Exactly as written, please set down all of the entries again, with no pictures.
━━━
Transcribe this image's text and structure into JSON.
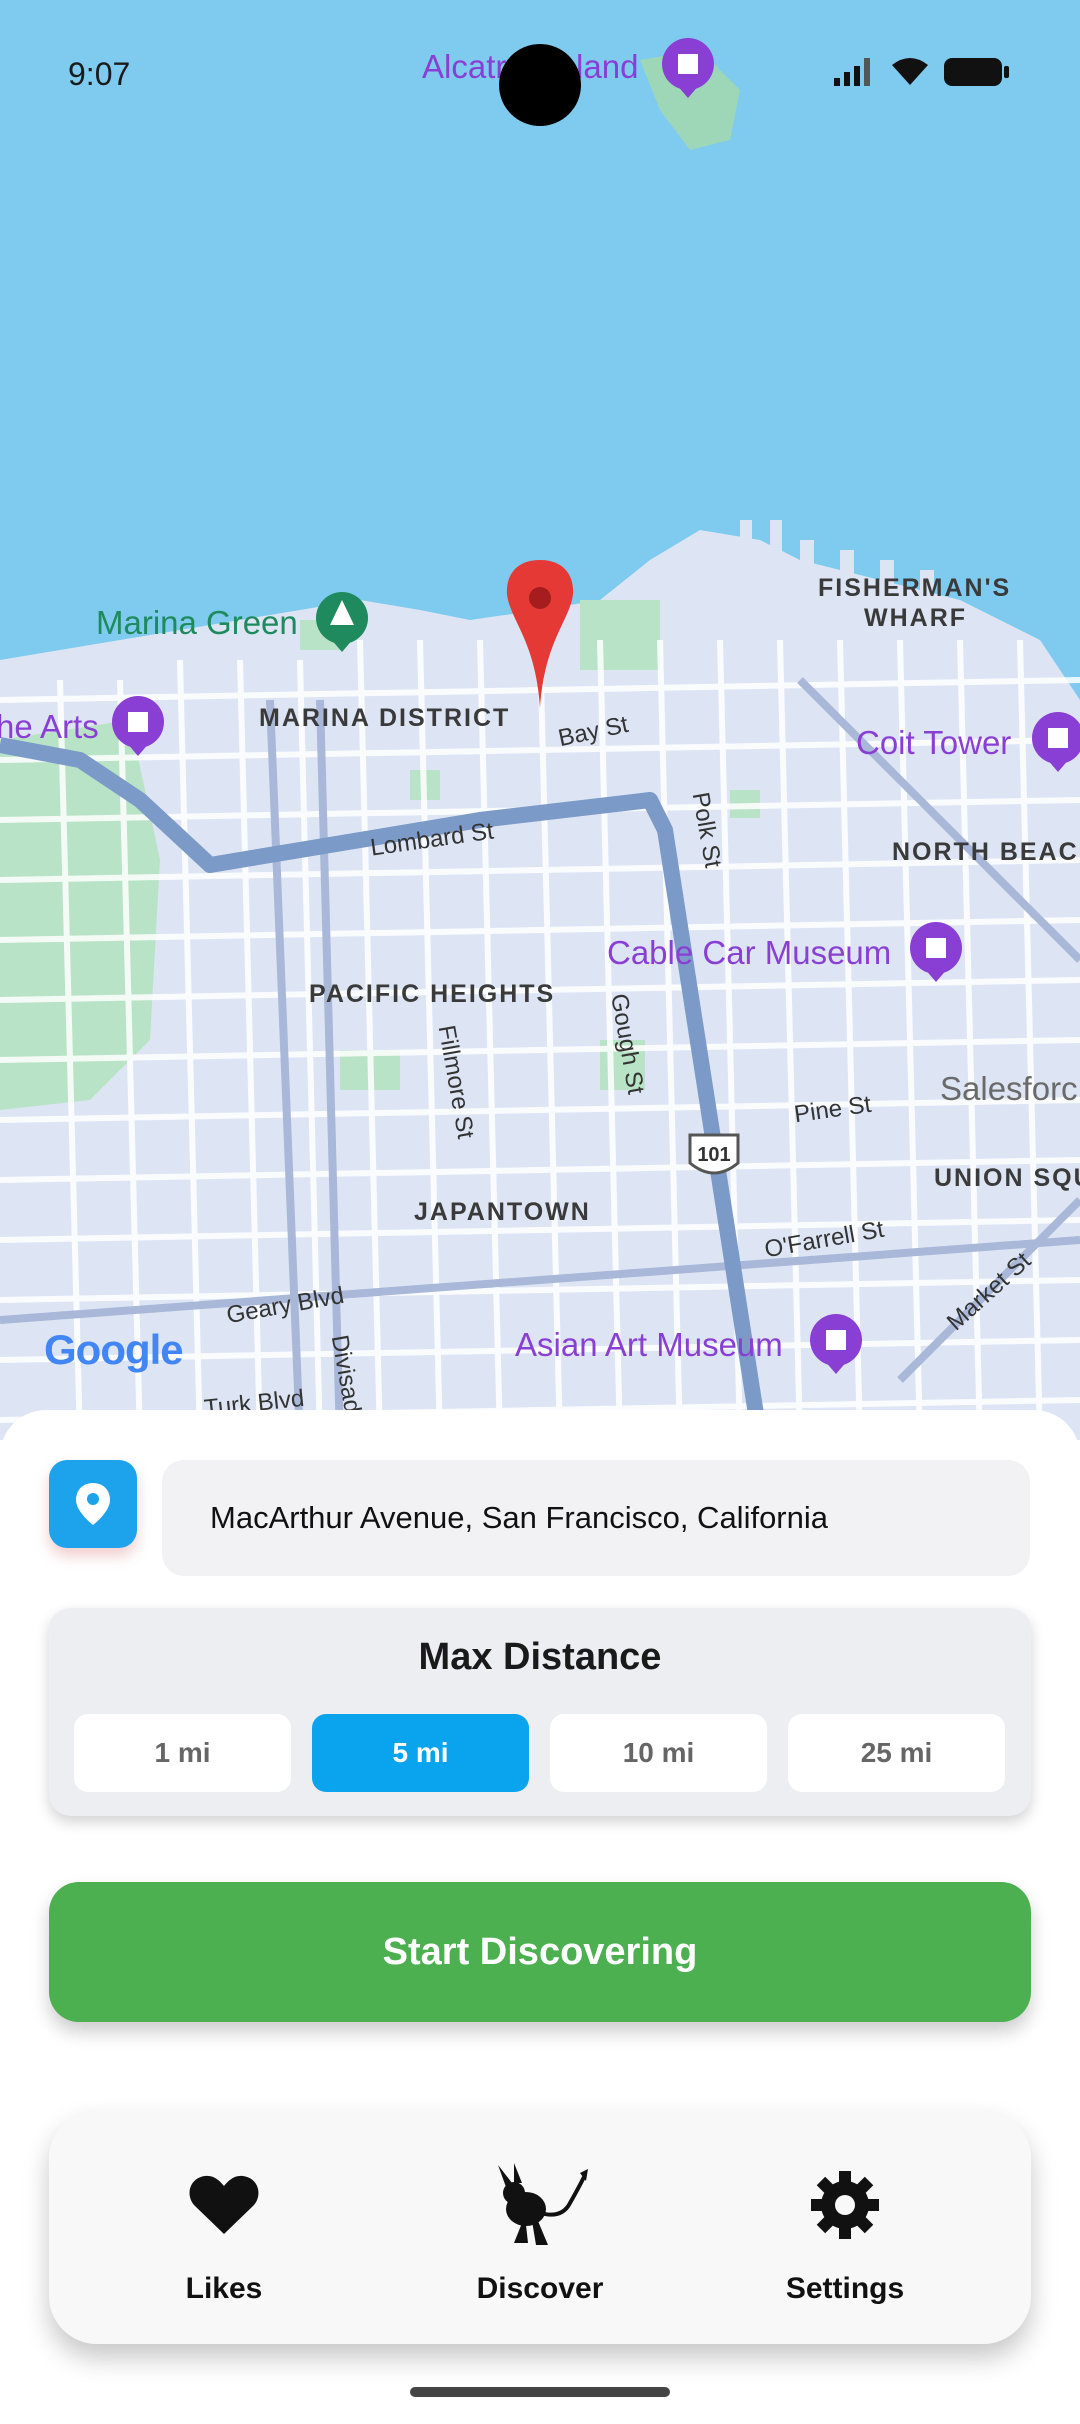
{
  "status_bar": {
    "time": "9:07"
  },
  "map": {
    "pois": [
      {
        "id": "alcatraz",
        "label": "Alcatraz Island",
        "color": "#8a3fd4"
      },
      {
        "id": "marina-green",
        "label": "Marina Green",
        "color": "#1e8a5e"
      },
      {
        "id": "arts",
        "label": "he Arts",
        "color": "#8a3fd4"
      },
      {
        "id": "coit",
        "label": "Coit Tower",
        "color": "#8a3fd4"
      },
      {
        "id": "cable-car",
        "label": "Cable Car Museum",
        "color": "#8a3fd4"
      },
      {
        "id": "asian-art",
        "label": "Asian Art Museum",
        "color": "#8a3fd4"
      },
      {
        "id": "salesforce",
        "label": "Salesforc",
        "color": "#6a6a6a"
      }
    ],
    "districts": [
      "FISHERMAN'S",
      "WHARF",
      "MARINA DISTRICT",
      "NORTH BEACH",
      "PACIFIC HEIGHTS",
      "JAPANTOWN",
      "UNION SQU"
    ],
    "streets": [
      "Bay St",
      "Lombard St",
      "Polk St",
      "Gough St",
      "Fillmore St",
      "Pine St",
      "O'Farrell St",
      "Geary Blvd",
      "Divisad",
      "Turk Blvd",
      "Market St"
    ],
    "highway_shield": "101",
    "attribution": "Google"
  },
  "location": {
    "address": "MacArthur Avenue, San Francisco, California"
  },
  "distance": {
    "title": "Max Distance",
    "options": [
      "1 mi",
      "5 mi",
      "10 mi",
      "25 mi"
    ],
    "selected": "5 mi"
  },
  "start_button": {
    "label": "Start Discovering"
  },
  "nav": {
    "items": [
      {
        "label": "Likes",
        "icon": "heart-icon"
      },
      {
        "label": "Discover",
        "icon": "jerboa-icon"
      },
      {
        "label": "Settings",
        "icon": "gear-icon"
      }
    ]
  },
  "colors": {
    "accent": "#0aa4ee",
    "primary_button": "#4caf50",
    "water": "#7ecbef",
    "pin": "#e53935"
  }
}
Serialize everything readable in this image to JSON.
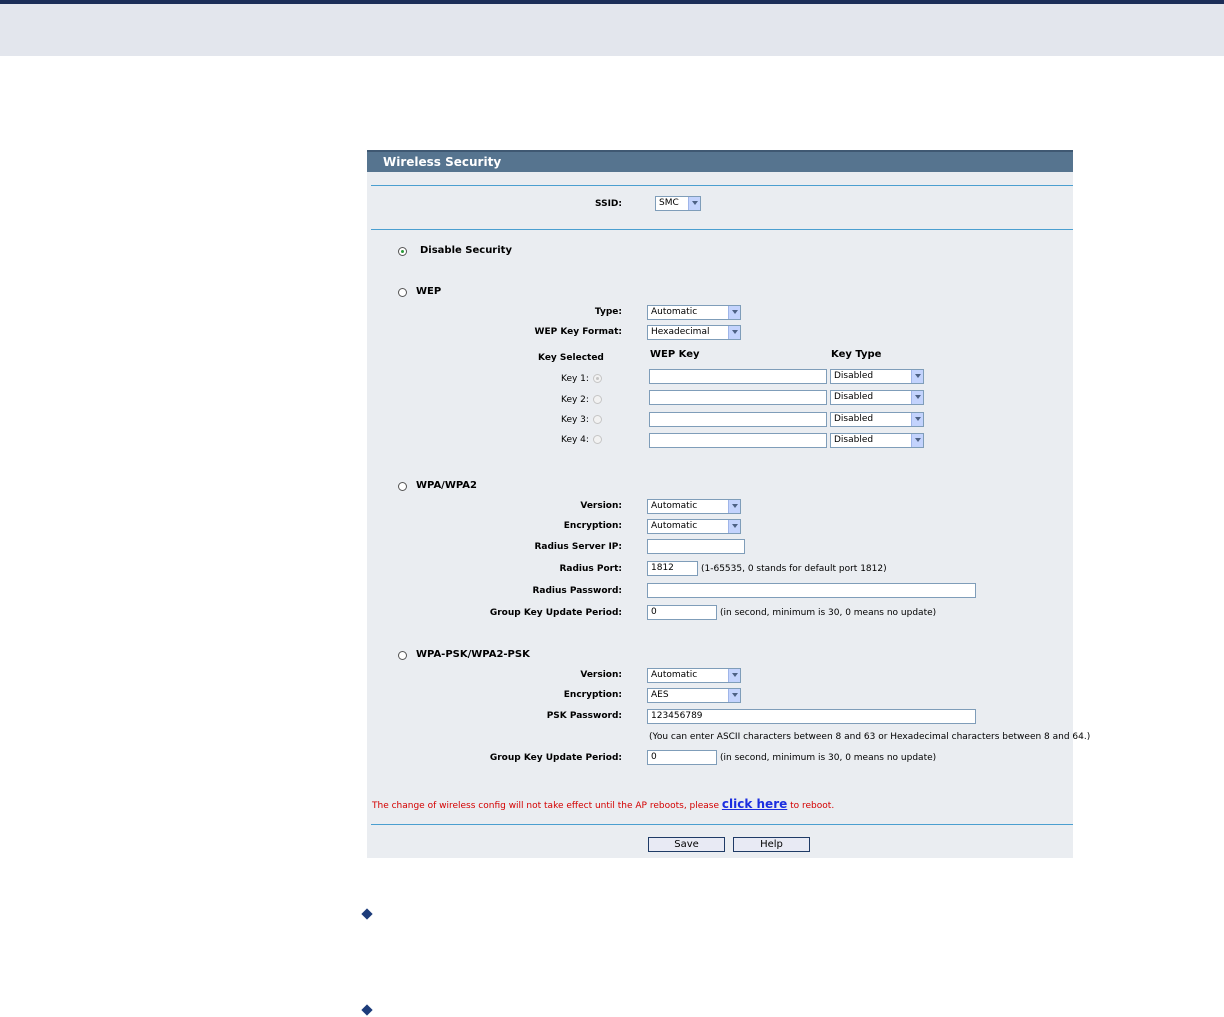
{
  "panel": {
    "title": "Wireless Security"
  },
  "ssid": {
    "label": "SSID:",
    "value": "SMC"
  },
  "disable": {
    "label": "Disable Security",
    "selected": true
  },
  "wep": {
    "label": "WEP",
    "type_label": "Type:",
    "type_value": "Automatic",
    "format_label": "WEP Key Format:",
    "format_value": "Hexadecimal",
    "key_selected_header": "Key Selected",
    "wep_key_header": "WEP Key",
    "key_type_header": "Key Type",
    "keys": [
      {
        "label": "Key 1:",
        "value": "",
        "type": "Disabled"
      },
      {
        "label": "Key 2:",
        "value": "",
        "type": "Disabled"
      },
      {
        "label": "Key 3:",
        "value": "",
        "type": "Disabled"
      },
      {
        "label": "Key 4:",
        "value": "",
        "type": "Disabled"
      }
    ]
  },
  "wpa": {
    "label": "WPA/WPA2",
    "version_label": "Version:",
    "version_value": "Automatic",
    "encryption_label": "Encryption:",
    "encryption_value": "Automatic",
    "radius_ip_label": "Radius Server IP:",
    "radius_ip_value": "",
    "radius_port_label": "Radius Port:",
    "radius_port_value": "1812",
    "radius_port_hint": "(1-65535, 0 stands for default port 1812)",
    "radius_pw_label": "Radius Password:",
    "radius_pw_value": "",
    "group_label": "Group Key Update Period:",
    "group_value": "0",
    "group_hint": "(in second, minimum is 30, 0 means no update)"
  },
  "psk": {
    "label": "WPA-PSK/WPA2-PSK",
    "version_label": "Version:",
    "version_value": "Automatic",
    "encryption_label": "Encryption:",
    "encryption_value": "AES",
    "psk_label": "PSK Password:",
    "psk_value": "123456789",
    "psk_hint": "(You can enter ASCII characters between 8 and 63 or Hexadecimal characters between 8 and 64.)",
    "group_label": "Group Key Update Period:",
    "group_value": "0",
    "group_hint": "(in second, minimum is 30, 0 means no update)"
  },
  "notice": {
    "before": "The change of wireless config will not take effect until the AP reboots, please ",
    "link": "click here",
    "after": " to reboot."
  },
  "buttons": {
    "save": "Save",
    "help": "Help"
  }
}
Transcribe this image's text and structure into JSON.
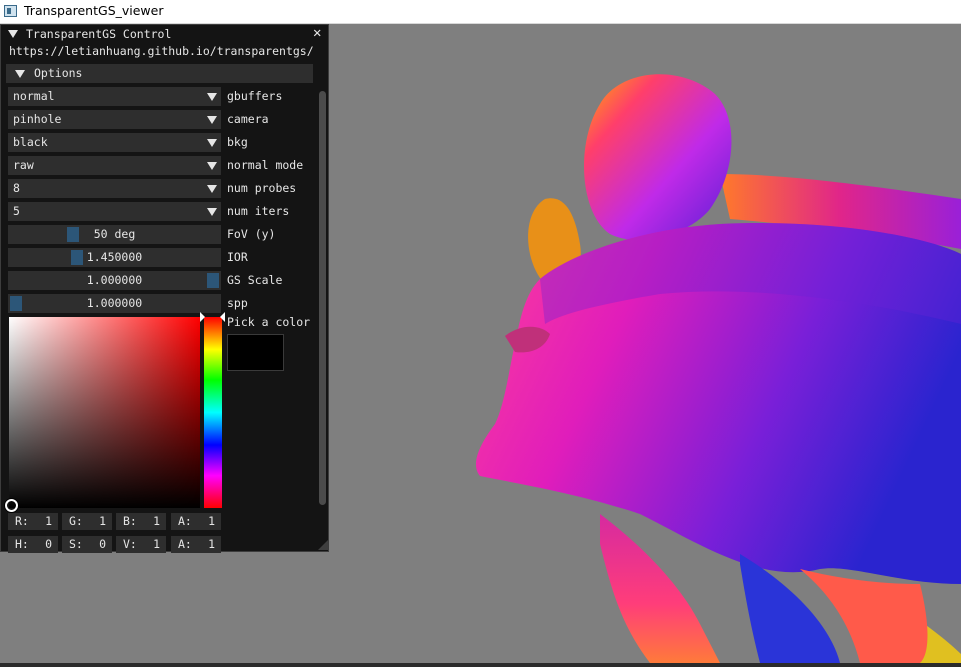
━━━
**Answer to this exercise**
Transcribe this image's text and structure into JSON.
{
  "status_bar": {
    "time": "9:07"
  },
  "map": {
    "pois": [
      {
        "id": "alcatraz",
        "label": "Alcatraz Island",
        "color": "#8a3fd4"
      },
      {
        "id": "marina-green",
        "label": "Marina Green",
        "color": "#1e8a5e"
      },
      {
        "id": "arts",
        "label": "he Arts",
        "color": "#8a3fd4"
      },
      {
        "id": "coit",
        "label": "Coit Tower",
        "color": "#8a3fd4"
      },
      {
        "id": "cable-car",
        "label": "Cable Car Museum",
        "color": "#8a3fd4"
      },
      {
        "id": "asian-art",
        "label": "Asian Art Museum",
        "color": "#8a3fd4"
      },
      {
        "id": "salesforce",
        "label": "Salesforc",
        "color": "#6a6a6a"
      }
    ],
    "districts": [
      "FISHERMAN'S",
      "WHARF",
      "MARINA DISTRICT",
      "NORTH BEACH",
      "PACIFIC HEIGHTS",
      "JAPANTOWN",
      "UNION SQU"
    ],
    "streets": [
      "Bay St",
      "Lombard St",
      "Polk St",
      "Gough St",
      "Fillmore St",
      "Pine St",
      "O'Farrell St",
      "Geary Blvd",
      "Divisad",
      "Turk Blvd",
      "Market St"
    ],
    "highway_shield": "101",
    "attribution": "Google"
  },
  "location": {
    "address": "MacArthur Avenue, San Francisco, California"
  },
  "distance": {
    "title": "Max Distance",
    "options": [
      "1 mi",
      "5 mi",
      "10 mi",
      "25 mi"
    ],
    "selected": "5 mi"
  },
  "start_button": {
    "label": "Start Discovering"
  },
  "nav": {
    "items": [
      {
        "label": "Likes",
        "icon": "heart-icon"
      },
      {
        "label": "Discover",
        "icon": "jerboa-icon"
      },
      {
        "label": "Settings",
        "icon": "gear-icon"
      }
    ]
  },
  "colors": {
    "accent": "#0aa4ee",
    "primary_button": "#4caf50",
    "water": "#7ecbef",
    "pin": "#e53935"
  }
}
Serialize everything readable in this image to JSON.
{
  "panel": {
    "title": "Wireless Security"
  },
  "ssid": {
    "label": "SSID:",
    "value": "SMC"
  },
  "disable": {
    "label": "Disable Security",
    "selected": true
  },
  "wep": {
    "label": "WEP",
    "type_label": "Type:",
    "type_value": "Automatic",
    "format_label": "WEP Key Format:",
    "format_value": "Hexadecimal",
    "key_selected_header": "Key Selected",
    "wep_key_header": "WEP Key",
    "key_type_header": "Key Type",
    "keys": [
      {
        "label": "Key 1:",
        "value": "",
        "type": "Disabled"
      },
      {
        "label": "Key 2:",
        "value": "",
        "type": "Disabled"
      },
      {
        "label": "Key 3:",
        "value": "",
        "type": "Disabled"
      },
      {
        "label": "Key 4:",
        "value": "",
        "type": "Disabled"
      }
    ]
  },
  "wpa": {
    "label": "WPA/WPA2",
    "version_label": "Version:",
    "version_value": "Automatic",
    "encryption_label": "Encryption:",
    "encryption_value": "Automatic",
    "radius_ip_label": "Radius Server IP:",
    "radius_ip_value": "",
    "radius_port_label": "Radius Port:",
    "radius_port_value": "1812",
    "radius_port_hint": "(1-65535, 0 stands for default port 1812)",
    "radius_pw_label": "Radius Password:",
    "radius_pw_value": "",
    "group_label": "Group Key Update Period:",
    "group_value": "0",
    "group_hint": "(in second, minimum is 30, 0 means no update)"
  },
  "psk": {
    "label": "WPA-PSK/WPA2-PSK",
    "version_label": "Version:",
    "version_value": "Automatic",
    "encryption_label": "Encryption:",
    "encryption_value": "AES",
    "psk_label": "PSK Password:",
    "psk_value": "123456789",
    "psk_hint": "(You can enter ASCII characters between 8 and 63 or Hexadecimal characters between 8 and 64.)",
    "group_label": "Group Key Update Period:",
    "group_value": "0",
    "group_hint": "(in second, minimum is 30, 0 means no update)"
  },
  "notice": {
    "before": "The change of wireless config will not take effect until the AP reboots, please ",
    "link": "click here",
    "after": " to reboot."
  },
  "buttons": {
    "save": "Save",
    "help": "Help"
  }
}
Transcribe this image's text and structure into JSON.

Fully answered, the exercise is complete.